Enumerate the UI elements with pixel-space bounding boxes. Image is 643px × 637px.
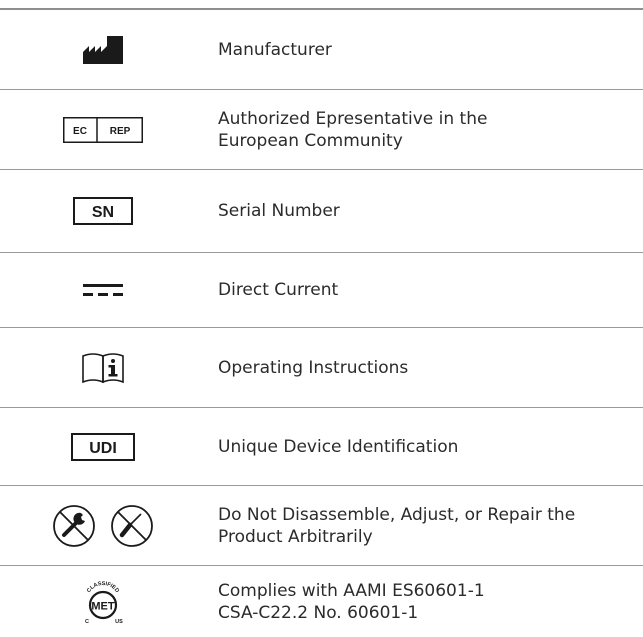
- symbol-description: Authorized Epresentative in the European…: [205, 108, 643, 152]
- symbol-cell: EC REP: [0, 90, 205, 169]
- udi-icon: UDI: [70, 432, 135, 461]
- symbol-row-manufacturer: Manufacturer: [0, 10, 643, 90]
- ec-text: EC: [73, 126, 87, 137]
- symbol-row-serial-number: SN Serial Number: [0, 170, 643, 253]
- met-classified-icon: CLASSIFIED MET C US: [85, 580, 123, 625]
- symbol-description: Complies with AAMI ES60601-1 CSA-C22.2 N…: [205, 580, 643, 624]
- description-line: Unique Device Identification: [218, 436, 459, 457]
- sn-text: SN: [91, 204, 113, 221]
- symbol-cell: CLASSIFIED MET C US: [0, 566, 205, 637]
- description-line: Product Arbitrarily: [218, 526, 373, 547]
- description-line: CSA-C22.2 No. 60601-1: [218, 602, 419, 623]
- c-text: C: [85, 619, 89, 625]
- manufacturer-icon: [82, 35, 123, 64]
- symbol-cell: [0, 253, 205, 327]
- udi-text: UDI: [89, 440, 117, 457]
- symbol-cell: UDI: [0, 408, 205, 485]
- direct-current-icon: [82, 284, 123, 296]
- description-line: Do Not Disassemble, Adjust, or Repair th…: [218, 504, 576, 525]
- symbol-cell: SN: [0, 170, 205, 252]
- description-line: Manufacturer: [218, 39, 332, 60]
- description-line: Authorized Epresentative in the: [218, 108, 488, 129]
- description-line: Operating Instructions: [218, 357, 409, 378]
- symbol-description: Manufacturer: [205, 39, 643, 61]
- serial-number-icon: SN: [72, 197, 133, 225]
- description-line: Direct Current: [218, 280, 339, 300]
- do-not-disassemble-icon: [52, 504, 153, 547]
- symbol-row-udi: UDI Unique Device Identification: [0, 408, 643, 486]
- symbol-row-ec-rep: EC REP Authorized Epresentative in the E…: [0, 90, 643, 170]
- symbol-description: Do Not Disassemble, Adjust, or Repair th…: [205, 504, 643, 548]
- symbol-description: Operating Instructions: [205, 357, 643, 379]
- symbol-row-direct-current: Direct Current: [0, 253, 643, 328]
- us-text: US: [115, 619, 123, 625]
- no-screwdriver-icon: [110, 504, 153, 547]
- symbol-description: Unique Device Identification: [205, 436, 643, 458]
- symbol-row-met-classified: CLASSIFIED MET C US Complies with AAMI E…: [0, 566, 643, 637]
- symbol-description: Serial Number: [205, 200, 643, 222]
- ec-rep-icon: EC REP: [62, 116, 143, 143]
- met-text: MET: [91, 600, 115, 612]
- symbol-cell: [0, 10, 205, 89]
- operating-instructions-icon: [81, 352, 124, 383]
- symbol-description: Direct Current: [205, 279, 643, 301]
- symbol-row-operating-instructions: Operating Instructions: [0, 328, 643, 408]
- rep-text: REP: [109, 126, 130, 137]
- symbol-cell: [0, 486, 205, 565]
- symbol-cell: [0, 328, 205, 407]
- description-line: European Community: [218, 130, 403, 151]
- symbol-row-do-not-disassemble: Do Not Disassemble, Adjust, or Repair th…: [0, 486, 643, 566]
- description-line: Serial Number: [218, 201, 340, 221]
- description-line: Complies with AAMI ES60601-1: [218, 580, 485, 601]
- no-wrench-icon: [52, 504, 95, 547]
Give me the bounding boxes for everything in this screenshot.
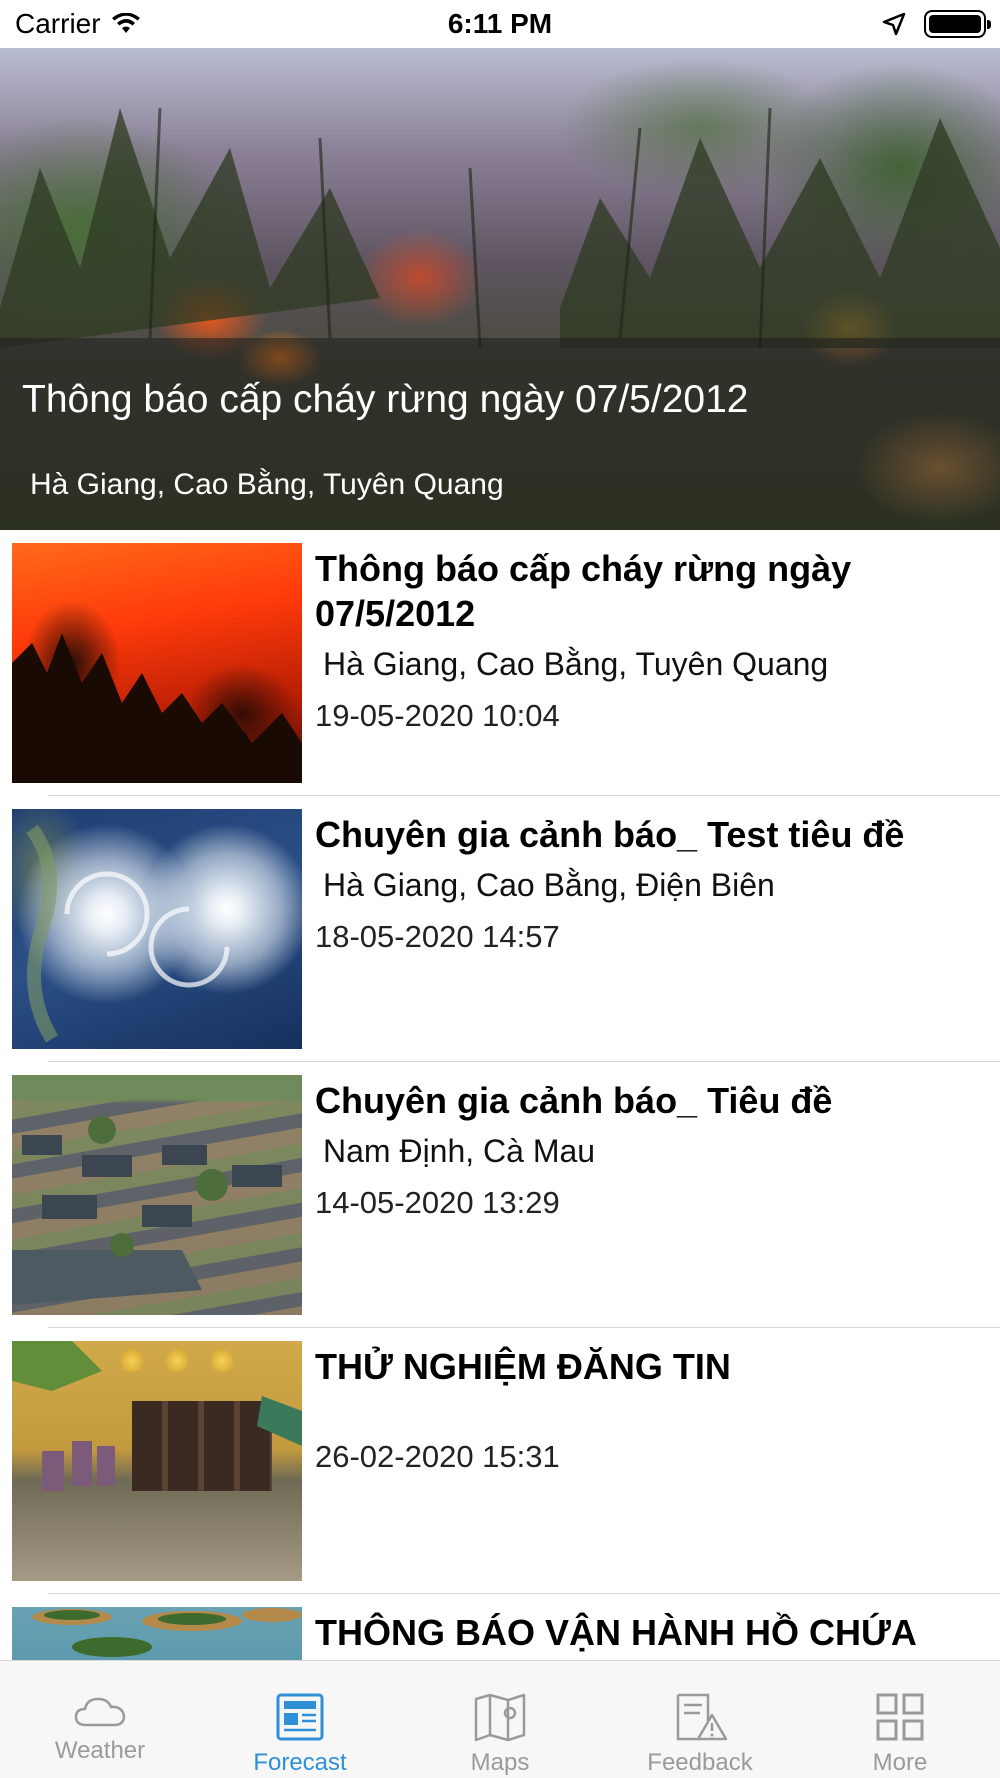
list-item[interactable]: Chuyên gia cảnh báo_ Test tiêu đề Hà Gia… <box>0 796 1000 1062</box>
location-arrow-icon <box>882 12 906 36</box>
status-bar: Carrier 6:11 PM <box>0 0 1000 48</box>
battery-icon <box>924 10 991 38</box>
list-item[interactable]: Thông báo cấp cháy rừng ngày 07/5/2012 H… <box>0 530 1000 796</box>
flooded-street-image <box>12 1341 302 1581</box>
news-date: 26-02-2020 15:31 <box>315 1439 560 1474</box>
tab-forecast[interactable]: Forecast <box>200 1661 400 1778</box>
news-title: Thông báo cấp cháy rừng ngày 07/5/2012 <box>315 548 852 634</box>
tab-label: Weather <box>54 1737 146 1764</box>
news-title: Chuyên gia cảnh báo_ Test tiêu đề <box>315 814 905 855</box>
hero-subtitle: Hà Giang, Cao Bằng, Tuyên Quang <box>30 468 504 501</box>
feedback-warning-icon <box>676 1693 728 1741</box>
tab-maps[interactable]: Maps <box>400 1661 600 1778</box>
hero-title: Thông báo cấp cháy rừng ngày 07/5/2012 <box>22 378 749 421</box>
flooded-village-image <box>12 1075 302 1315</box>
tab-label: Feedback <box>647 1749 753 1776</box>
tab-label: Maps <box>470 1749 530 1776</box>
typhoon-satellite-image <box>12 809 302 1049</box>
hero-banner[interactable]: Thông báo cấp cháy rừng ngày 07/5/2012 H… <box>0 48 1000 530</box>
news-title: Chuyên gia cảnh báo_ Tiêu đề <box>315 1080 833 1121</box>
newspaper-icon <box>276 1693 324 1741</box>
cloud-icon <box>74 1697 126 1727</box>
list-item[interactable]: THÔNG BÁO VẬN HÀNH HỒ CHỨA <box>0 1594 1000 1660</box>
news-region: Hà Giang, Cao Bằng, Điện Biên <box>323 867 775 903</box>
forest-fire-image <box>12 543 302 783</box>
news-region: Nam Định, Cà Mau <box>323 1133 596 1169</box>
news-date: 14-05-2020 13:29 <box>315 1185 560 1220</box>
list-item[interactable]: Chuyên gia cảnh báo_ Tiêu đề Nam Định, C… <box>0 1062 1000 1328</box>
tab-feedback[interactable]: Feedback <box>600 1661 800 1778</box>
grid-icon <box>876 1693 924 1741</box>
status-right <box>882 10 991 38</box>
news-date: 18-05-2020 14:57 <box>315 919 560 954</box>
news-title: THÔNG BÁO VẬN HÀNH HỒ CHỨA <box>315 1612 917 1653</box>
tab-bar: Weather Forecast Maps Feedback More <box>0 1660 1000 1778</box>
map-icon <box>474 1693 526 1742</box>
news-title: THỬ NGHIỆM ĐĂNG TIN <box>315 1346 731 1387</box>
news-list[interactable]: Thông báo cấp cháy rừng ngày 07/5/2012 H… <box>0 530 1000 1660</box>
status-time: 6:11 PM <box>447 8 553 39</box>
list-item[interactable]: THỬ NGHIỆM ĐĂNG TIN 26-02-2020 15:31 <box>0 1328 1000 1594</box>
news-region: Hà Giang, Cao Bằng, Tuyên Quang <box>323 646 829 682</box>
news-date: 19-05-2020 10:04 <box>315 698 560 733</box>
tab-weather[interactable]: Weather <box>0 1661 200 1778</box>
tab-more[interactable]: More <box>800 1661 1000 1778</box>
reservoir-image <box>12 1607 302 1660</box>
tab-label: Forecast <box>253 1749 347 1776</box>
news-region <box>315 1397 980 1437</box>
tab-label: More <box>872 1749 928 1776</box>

* * *

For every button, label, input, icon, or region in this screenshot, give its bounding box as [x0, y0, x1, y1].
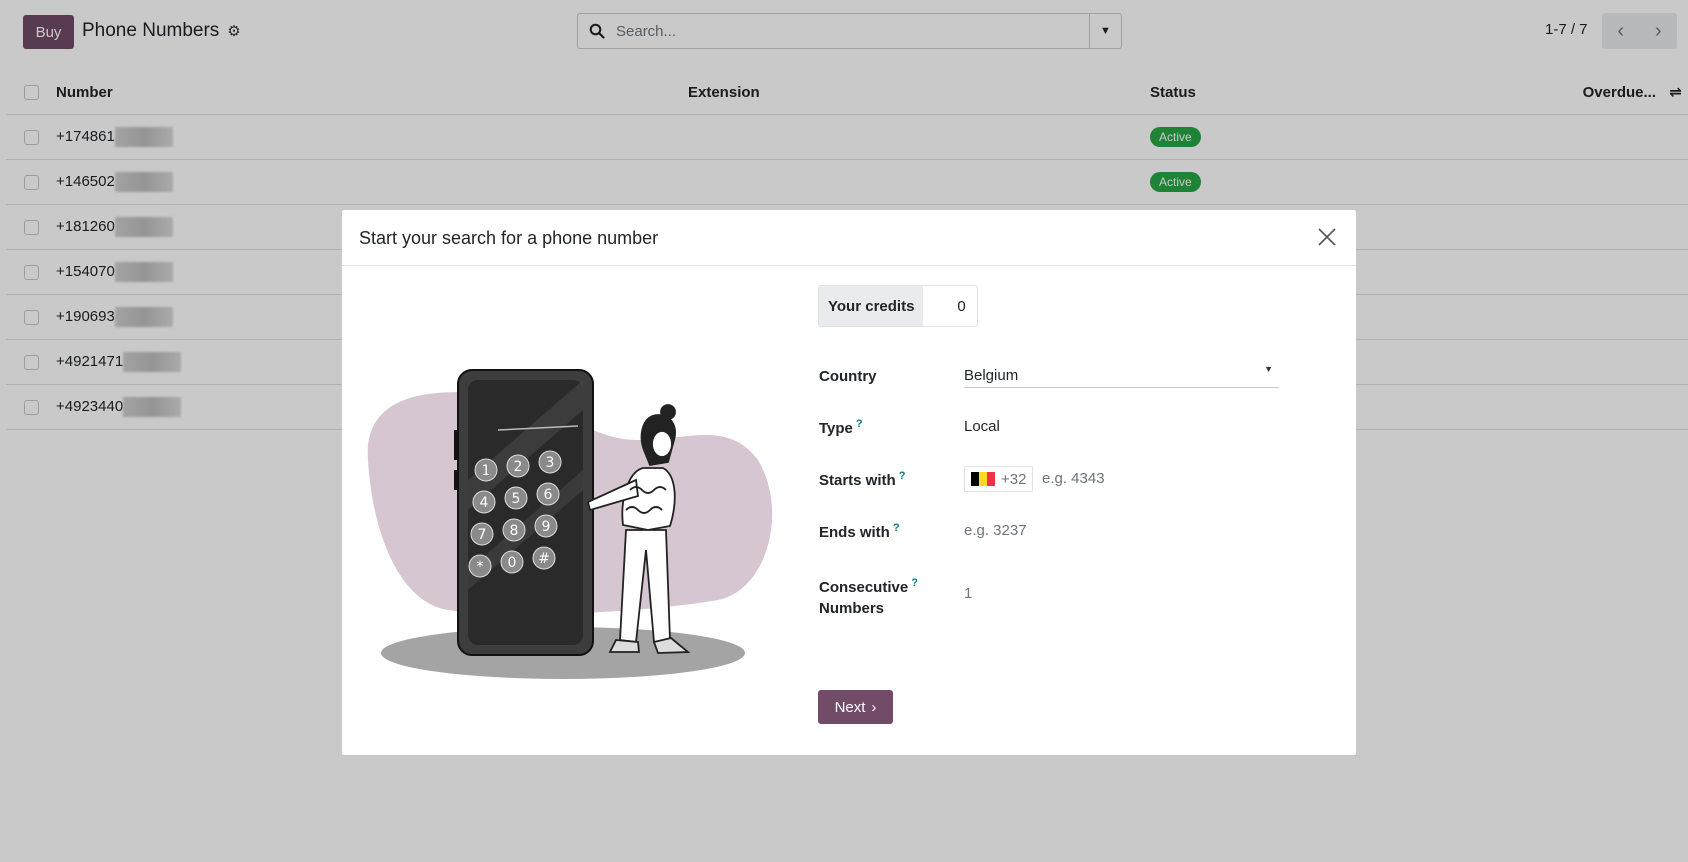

**Objective**
Extract the stretch of lines from the one containing "Enumerate the UI" through the one containing "- met-classified-icon: CLASSIFIED", reproducing each line exactly, and omit the pictures from your answer.

**The reply**
Enumerate the UI elements with pixel-space bounding boxes. Image is 643px × 637px.
- symbol-description: Authorized Epresentative in the European…: [205, 108, 643, 152]
- symbol-cell: EC REP: [0, 90, 205, 169]
- udi-icon: UDI: [70, 432, 135, 461]
- symbol-row-manufacturer: Manufacturer: [0, 10, 643, 90]
- ec-text: EC: [73, 126, 87, 137]
- symbol-row-serial-number: SN Serial Number: [0, 170, 643, 253]
- met-classified-icon: CLASSIFIED MET C US: [85, 580, 123, 625]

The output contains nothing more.